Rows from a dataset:
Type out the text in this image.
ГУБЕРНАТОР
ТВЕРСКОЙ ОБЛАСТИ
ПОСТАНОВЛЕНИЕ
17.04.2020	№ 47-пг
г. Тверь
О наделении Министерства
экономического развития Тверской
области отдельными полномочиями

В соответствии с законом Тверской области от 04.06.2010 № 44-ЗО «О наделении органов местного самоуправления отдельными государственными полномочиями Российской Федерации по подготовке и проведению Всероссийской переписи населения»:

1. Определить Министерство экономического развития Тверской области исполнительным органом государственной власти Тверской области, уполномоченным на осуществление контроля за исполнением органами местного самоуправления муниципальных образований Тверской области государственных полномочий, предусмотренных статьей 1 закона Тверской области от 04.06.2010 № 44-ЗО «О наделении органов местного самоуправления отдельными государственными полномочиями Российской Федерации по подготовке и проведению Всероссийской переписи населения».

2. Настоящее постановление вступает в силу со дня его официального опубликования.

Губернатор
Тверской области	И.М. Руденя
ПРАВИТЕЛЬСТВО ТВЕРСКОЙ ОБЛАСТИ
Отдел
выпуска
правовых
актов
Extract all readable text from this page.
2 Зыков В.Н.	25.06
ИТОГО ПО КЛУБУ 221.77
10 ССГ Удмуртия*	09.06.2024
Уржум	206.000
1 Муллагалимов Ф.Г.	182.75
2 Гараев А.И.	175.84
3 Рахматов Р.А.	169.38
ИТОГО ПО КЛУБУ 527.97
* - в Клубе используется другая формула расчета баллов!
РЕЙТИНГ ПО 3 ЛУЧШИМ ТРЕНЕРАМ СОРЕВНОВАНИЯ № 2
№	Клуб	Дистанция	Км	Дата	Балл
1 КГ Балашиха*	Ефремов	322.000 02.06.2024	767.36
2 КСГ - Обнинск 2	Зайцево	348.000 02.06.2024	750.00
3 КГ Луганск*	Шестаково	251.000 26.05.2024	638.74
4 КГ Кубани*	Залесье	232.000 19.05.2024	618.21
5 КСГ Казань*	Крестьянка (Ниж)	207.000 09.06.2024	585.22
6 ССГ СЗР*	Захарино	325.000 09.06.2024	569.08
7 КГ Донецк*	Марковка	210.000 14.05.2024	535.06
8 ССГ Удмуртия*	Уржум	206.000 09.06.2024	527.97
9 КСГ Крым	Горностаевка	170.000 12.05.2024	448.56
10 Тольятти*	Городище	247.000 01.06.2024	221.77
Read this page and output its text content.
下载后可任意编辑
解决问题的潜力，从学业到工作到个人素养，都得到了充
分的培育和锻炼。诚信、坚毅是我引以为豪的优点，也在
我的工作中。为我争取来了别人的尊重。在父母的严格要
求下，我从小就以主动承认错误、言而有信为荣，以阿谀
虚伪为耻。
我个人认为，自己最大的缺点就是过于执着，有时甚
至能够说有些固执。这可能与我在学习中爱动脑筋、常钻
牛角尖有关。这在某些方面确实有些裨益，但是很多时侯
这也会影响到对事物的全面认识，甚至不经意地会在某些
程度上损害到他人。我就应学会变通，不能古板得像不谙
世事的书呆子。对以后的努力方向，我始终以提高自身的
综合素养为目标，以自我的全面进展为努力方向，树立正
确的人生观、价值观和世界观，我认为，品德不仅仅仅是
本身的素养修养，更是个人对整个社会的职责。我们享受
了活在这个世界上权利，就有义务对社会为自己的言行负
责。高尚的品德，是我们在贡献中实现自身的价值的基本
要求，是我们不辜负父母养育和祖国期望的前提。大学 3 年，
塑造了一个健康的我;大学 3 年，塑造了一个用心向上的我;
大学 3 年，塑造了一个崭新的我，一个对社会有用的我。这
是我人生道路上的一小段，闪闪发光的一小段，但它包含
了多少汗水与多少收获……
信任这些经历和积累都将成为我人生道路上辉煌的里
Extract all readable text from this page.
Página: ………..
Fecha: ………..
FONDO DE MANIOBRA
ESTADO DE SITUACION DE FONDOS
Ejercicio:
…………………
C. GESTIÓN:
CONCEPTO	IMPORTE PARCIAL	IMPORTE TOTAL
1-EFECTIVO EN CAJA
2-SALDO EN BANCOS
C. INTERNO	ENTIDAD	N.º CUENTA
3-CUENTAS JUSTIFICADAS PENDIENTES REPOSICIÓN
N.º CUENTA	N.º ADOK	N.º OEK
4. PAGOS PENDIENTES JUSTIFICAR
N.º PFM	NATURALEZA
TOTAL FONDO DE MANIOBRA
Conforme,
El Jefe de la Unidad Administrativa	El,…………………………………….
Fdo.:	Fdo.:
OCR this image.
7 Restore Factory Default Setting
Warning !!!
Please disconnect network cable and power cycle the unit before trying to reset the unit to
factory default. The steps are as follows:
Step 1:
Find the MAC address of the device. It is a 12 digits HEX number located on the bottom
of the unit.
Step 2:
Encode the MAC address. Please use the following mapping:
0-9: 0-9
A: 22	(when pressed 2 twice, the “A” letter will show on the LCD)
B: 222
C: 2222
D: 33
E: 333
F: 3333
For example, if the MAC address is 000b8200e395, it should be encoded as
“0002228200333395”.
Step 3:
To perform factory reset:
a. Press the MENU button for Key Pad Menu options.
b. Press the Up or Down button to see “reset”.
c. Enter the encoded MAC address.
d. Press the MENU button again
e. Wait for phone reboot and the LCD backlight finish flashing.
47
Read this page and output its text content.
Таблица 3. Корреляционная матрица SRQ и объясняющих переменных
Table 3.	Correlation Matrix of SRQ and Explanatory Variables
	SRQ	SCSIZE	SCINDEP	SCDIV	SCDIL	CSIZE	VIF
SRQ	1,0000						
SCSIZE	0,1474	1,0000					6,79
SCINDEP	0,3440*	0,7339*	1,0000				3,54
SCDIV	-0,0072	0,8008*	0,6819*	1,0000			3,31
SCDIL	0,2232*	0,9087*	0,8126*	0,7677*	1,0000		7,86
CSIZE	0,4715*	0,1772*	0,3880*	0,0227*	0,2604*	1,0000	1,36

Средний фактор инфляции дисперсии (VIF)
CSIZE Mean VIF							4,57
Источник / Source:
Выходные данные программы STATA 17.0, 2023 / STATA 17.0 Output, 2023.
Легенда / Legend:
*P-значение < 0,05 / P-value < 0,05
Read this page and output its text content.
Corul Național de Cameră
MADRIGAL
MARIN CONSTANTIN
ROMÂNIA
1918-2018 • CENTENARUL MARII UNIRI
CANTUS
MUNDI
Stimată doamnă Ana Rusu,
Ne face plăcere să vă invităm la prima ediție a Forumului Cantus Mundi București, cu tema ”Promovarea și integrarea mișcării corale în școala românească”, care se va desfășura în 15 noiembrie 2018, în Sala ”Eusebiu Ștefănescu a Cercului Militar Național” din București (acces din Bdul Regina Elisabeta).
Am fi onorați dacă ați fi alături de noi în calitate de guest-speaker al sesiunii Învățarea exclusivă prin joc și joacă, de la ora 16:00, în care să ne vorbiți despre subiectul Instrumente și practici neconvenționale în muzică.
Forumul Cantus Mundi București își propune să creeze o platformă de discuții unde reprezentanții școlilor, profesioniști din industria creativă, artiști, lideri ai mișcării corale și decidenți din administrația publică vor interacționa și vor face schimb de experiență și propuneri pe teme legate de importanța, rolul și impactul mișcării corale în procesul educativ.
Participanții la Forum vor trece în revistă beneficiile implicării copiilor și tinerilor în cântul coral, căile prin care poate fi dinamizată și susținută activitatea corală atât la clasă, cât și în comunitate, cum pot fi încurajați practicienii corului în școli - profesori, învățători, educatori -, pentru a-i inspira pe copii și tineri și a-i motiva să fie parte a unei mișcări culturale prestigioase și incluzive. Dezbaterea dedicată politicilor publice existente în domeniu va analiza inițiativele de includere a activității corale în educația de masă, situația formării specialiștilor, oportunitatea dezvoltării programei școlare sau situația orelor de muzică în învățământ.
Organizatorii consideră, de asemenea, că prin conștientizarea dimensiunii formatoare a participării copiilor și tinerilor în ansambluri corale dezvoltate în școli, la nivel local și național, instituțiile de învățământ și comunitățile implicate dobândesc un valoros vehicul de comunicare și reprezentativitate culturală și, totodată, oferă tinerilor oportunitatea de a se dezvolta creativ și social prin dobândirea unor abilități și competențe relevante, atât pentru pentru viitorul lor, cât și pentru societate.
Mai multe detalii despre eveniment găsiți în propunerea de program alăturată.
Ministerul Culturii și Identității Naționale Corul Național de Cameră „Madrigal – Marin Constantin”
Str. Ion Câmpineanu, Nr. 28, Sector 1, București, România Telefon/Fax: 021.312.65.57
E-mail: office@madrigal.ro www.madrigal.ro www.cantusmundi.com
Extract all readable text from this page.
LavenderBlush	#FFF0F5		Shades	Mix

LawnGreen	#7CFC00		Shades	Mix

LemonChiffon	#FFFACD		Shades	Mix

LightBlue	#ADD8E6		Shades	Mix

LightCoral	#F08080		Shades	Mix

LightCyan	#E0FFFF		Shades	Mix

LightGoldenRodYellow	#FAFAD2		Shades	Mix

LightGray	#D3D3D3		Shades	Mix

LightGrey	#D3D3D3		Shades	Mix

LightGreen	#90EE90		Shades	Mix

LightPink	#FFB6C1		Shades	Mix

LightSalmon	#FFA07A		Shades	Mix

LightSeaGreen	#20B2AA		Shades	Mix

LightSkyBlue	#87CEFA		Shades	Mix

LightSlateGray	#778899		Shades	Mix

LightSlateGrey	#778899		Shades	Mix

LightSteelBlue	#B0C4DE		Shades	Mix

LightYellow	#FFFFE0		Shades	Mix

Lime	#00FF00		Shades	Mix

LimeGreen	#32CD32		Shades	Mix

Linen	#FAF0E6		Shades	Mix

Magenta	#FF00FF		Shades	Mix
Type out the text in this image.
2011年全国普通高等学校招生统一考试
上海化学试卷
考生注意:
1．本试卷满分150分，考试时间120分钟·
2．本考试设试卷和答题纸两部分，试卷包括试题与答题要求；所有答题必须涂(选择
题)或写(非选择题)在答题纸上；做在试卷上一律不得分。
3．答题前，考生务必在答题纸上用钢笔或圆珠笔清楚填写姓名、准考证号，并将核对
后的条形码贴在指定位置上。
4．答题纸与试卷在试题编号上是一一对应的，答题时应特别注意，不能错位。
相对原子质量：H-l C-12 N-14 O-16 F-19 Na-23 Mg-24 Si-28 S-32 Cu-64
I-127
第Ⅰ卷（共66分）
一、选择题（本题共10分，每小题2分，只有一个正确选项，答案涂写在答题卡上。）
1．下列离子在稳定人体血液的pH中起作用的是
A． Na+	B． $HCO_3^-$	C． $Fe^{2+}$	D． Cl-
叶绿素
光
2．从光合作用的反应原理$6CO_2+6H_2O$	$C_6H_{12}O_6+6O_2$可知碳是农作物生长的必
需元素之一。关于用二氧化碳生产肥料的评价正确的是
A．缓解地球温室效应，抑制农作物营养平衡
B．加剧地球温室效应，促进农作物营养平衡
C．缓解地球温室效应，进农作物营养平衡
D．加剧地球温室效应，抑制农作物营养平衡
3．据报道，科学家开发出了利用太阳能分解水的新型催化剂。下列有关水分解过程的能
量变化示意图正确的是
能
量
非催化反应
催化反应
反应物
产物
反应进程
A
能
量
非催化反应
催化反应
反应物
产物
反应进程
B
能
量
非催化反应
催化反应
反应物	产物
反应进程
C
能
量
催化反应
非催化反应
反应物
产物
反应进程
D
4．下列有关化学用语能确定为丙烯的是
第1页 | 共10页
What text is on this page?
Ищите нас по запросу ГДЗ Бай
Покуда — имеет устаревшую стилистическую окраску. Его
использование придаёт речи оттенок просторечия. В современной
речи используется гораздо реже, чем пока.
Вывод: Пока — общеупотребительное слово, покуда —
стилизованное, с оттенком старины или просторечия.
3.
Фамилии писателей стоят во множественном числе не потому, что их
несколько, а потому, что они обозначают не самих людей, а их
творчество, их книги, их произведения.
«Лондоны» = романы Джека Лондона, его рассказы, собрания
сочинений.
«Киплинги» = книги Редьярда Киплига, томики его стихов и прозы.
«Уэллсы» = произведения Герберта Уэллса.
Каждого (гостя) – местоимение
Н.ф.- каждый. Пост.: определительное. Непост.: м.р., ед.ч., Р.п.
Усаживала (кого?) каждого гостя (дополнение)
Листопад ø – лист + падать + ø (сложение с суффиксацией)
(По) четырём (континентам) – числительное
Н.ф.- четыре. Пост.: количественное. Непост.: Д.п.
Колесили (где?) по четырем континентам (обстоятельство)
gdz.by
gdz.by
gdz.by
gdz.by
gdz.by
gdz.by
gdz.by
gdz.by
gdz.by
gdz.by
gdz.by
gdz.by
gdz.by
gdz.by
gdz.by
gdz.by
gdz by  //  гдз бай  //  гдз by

What you will do :: Select and copy every line from the records that includes the word "muzică".

Response to this task ::
Am fi onorați dacă ați fi alături de noi în calitate de guest-speaker al sesiunii Învățarea exclusivă prin joc și joacă, de la ora 16:00, în care să ne vorbiți despre subiectul Instrumente și practici neconvenționale în muzică.
Participanții la Forum vor trece în revistă beneficiile implicării copiilor și tinerilor în cântul coral, căile prin care poate fi dinamizată și susținută activitatea corală atât la clasă, cât și în comunitate, cum pot fi încurajați practicienii corului în școli - profesori, învățători, educatori -, pentru a-i inspira pe copii și tineri și a-i motiva să fie parte a unei mișcări culturale prestigioase și incluzive. Dezbaterea dedicată politicilor publice existente în domeniu va analiza inițiativele de includere a activității corale în educația de masă, situația formării specialiștilor, oportunitatea dezvoltării programei școlare sau situația orelor de muzică în învățământ.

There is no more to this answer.